# START OF DATASET EXCERPTS
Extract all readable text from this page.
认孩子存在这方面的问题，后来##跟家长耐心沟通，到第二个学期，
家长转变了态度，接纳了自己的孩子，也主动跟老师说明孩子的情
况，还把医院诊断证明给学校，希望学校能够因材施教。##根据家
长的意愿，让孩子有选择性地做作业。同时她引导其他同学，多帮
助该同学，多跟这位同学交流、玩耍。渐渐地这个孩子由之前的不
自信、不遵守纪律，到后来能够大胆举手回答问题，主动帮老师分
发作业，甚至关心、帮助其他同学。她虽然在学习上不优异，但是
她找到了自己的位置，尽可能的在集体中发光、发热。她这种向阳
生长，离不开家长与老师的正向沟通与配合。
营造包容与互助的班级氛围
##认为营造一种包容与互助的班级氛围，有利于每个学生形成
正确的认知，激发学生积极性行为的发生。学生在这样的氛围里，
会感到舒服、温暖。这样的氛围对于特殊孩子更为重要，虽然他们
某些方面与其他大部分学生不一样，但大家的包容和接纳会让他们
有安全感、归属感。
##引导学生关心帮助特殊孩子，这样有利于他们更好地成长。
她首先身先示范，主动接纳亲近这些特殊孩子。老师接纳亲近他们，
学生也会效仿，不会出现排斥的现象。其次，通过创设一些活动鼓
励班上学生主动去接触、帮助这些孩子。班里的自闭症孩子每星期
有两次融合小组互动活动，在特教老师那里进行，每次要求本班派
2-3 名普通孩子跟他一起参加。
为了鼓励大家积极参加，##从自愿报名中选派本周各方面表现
# END OF DATASET EXCERPTS
GOAL >> Return all of the data word for word.

PROBLEM SOLUTION >>
Extract all readable text from this page.
认孩子存在这方面的问题，后来##跟家长耐心沟通，到第二个学期，
家长转变了态度，接纳了自己的孩子，也主动跟老师说明孩子的情
况，还把医院诊断证明给学校，希望学校能够因材施教。##根据家
长的意愿，让孩子有选择性地做作业。同时她引导其他同学，多帮
助该同学，多跟这位同学交流、玩耍。渐渐地这个孩子由之前的不
自信、不遵守纪律，到后来能够大胆举手回答问题，主动帮老师分
发作业，甚至关心、帮助其他同学。她虽然在学习上不优异，但是
她找到了自己的位置，尽可能的在集体中发光、发热。她这种向阳
生长，离不开家长与老师的正向沟通与配合。
营造包容与互助的班级氛围
##认为营造一种包容与互助的班级氛围，有利于每个学生形成
正确的认知，激发学生积极性行为的发生。学生在这样的氛围里，
会感到舒服、温暖。这样的氛围对于特殊孩子更为重要，虽然他们
某些方面与其他大部分学生不一样，但大家的包容和接纳会让他们
有安全感、归属感。
##引导学生关心帮助特殊孩子，这样有利于他们更好地成长。
她首先身先示范，主动接纳亲近这些特殊孩子。老师接纳亲近他们，
学生也会效仿，不会出现排斥的现象。其次，通过创设一些活动鼓
励班上学生主动去接触、帮助这些孩子。班里的自闭症孩子每星期
有两次融合小组互动活动，在特教老师那里进行，每次要求本班派
2-3 名普通孩子跟他一起参加。
为了鼓励大家积极参加，##从自愿报名中选派本周各方面表现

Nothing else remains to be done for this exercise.